Stored records:
========
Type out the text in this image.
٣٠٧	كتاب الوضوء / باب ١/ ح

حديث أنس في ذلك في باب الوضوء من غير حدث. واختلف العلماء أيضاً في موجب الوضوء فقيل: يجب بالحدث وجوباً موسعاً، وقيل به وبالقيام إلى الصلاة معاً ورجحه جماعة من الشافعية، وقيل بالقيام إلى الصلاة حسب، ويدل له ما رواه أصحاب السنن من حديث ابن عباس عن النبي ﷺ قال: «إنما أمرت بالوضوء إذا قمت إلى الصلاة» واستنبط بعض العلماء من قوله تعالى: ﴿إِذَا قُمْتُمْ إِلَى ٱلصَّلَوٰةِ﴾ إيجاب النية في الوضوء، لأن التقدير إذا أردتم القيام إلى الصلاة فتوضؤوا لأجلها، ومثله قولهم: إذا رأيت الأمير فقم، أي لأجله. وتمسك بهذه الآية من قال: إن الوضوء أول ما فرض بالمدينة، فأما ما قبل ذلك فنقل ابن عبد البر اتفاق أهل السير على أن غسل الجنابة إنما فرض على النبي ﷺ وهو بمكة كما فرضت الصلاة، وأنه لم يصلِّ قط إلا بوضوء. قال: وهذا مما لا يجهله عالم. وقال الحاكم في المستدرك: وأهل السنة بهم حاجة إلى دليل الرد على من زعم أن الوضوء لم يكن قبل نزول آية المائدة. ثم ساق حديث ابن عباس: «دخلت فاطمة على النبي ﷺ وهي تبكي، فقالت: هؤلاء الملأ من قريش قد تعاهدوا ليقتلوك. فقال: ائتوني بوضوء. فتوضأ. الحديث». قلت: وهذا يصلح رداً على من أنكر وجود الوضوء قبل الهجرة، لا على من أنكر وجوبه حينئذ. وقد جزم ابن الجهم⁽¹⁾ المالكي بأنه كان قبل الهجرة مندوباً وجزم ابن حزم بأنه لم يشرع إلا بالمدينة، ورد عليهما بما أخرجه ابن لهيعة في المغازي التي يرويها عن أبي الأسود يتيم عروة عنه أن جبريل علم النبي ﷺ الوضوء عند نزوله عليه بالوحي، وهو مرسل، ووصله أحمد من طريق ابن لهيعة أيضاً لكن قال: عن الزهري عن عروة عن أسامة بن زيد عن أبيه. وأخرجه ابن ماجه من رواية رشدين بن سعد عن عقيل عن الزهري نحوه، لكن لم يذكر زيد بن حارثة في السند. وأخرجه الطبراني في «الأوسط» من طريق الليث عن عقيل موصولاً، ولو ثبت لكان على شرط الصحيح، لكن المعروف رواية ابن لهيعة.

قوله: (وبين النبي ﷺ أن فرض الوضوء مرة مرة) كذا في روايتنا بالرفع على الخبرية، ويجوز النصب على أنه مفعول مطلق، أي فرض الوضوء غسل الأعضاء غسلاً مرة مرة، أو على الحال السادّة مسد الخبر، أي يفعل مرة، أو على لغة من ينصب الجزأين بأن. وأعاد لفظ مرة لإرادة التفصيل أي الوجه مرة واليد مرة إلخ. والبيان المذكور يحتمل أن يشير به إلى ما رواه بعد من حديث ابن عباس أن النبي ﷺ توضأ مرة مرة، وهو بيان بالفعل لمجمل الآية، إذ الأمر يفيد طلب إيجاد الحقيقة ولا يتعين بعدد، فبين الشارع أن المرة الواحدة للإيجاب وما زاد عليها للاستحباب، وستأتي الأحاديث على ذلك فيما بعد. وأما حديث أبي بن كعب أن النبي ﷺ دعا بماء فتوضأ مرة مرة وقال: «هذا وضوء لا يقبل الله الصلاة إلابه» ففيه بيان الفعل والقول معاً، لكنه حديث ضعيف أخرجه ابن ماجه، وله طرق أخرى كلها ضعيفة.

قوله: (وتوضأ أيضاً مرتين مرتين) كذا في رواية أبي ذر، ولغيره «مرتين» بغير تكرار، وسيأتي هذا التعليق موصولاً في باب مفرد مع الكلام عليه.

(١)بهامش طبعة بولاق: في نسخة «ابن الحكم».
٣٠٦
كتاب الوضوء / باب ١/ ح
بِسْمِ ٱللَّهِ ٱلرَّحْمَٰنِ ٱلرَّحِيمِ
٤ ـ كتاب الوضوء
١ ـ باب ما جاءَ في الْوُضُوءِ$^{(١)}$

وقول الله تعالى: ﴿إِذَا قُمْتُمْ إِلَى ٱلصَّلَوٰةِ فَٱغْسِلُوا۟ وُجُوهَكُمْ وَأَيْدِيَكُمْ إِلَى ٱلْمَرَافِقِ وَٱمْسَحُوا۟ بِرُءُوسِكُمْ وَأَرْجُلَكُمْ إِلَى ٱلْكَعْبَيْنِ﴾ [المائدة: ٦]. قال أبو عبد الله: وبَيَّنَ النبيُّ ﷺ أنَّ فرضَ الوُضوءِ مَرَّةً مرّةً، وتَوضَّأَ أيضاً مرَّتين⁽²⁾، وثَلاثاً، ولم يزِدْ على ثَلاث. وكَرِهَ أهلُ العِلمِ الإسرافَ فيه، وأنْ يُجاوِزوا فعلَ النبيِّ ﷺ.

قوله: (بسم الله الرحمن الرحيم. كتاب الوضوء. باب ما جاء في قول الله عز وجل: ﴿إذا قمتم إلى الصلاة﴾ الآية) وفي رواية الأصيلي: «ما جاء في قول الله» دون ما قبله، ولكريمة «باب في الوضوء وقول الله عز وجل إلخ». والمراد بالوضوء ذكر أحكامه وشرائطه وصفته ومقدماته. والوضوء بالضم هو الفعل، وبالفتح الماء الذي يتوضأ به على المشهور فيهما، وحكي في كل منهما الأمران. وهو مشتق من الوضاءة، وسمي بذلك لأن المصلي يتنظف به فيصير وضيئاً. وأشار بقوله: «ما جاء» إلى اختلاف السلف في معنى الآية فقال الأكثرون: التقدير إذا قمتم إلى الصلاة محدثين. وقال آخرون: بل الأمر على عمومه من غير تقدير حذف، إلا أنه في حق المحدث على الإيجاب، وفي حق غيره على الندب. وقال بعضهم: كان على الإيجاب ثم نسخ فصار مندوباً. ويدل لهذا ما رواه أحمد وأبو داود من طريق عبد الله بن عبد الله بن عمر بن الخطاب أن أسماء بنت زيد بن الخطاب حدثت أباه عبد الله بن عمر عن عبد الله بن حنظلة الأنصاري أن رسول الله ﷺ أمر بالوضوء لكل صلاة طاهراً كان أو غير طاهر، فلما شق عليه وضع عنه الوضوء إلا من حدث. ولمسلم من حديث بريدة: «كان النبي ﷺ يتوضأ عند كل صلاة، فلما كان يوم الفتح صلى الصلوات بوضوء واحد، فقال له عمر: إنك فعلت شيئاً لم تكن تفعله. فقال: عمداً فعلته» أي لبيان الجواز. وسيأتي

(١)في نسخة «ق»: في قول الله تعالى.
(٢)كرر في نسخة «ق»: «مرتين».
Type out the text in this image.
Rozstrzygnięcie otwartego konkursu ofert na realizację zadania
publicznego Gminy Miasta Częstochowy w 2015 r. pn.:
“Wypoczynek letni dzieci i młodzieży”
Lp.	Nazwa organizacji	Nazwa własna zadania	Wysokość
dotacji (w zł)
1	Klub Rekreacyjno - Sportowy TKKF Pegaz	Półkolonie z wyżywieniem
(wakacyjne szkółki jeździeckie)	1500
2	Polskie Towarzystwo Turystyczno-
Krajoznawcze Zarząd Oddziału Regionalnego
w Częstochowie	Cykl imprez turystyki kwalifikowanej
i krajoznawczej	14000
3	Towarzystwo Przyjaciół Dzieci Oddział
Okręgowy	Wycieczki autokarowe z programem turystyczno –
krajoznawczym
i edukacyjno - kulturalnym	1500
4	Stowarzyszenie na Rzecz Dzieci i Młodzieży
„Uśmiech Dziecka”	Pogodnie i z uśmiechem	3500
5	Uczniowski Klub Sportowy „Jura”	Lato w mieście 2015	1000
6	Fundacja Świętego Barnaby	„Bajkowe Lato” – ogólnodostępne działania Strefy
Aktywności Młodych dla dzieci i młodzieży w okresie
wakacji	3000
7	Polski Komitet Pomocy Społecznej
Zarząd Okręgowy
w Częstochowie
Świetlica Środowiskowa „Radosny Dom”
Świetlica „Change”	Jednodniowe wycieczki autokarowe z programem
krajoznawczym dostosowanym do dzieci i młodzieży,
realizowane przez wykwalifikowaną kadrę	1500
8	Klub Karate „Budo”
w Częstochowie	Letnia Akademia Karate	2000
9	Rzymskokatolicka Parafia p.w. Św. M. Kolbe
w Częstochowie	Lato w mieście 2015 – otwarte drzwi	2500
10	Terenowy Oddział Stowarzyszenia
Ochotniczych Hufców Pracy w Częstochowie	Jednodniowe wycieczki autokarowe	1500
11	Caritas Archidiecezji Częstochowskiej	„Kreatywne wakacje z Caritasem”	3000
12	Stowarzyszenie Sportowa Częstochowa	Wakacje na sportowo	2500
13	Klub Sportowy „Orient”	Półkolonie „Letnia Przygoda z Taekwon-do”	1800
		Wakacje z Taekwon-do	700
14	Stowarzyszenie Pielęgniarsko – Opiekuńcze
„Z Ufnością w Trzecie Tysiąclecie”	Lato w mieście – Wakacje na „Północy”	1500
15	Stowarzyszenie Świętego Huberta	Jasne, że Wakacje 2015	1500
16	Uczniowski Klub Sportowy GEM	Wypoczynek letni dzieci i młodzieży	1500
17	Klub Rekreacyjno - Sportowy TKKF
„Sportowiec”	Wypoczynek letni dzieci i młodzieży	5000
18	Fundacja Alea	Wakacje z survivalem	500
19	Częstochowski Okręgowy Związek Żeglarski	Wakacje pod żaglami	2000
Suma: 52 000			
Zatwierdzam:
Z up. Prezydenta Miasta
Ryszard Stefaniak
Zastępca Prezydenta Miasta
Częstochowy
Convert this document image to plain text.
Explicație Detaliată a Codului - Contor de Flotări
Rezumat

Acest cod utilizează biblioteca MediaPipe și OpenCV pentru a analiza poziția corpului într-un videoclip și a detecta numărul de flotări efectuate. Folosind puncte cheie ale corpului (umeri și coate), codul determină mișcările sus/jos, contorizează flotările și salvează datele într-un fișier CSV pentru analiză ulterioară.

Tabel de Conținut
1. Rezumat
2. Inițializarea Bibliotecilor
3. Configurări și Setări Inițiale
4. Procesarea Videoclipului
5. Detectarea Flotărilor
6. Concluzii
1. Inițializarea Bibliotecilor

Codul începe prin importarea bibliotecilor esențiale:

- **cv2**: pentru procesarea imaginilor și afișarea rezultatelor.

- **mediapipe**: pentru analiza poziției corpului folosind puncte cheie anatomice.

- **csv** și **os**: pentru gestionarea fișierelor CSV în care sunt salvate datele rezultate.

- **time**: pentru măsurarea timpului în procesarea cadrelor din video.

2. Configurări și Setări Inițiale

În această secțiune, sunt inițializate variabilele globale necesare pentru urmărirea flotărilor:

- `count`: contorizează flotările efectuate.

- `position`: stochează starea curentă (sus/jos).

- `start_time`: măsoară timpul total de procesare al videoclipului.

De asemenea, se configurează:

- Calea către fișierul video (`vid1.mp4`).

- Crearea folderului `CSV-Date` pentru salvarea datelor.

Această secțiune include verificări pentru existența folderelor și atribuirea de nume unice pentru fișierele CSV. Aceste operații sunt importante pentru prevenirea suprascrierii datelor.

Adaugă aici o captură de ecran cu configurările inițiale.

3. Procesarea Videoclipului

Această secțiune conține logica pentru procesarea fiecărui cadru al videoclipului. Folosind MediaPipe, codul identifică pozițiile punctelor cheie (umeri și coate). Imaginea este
========
■ Task description ■
Identify lines with the string "corpului". Copy each one.

■ Finished answer ■
Acest cod utilizează biblioteca MediaPipe și OpenCV pentru a analiza poziția corpului într-un videoclip și a detecta numărul de flotări efectuate. Folosind puncte cheie ale corpului (umeri și coate), codul determină mișcările sus/jos, contorizează flotările și salvează datele într-un fișier CSV pentru analiză ulterioară.
- **mediapipe**: pentru analiza poziției corpului folosind puncte cheie anatomice.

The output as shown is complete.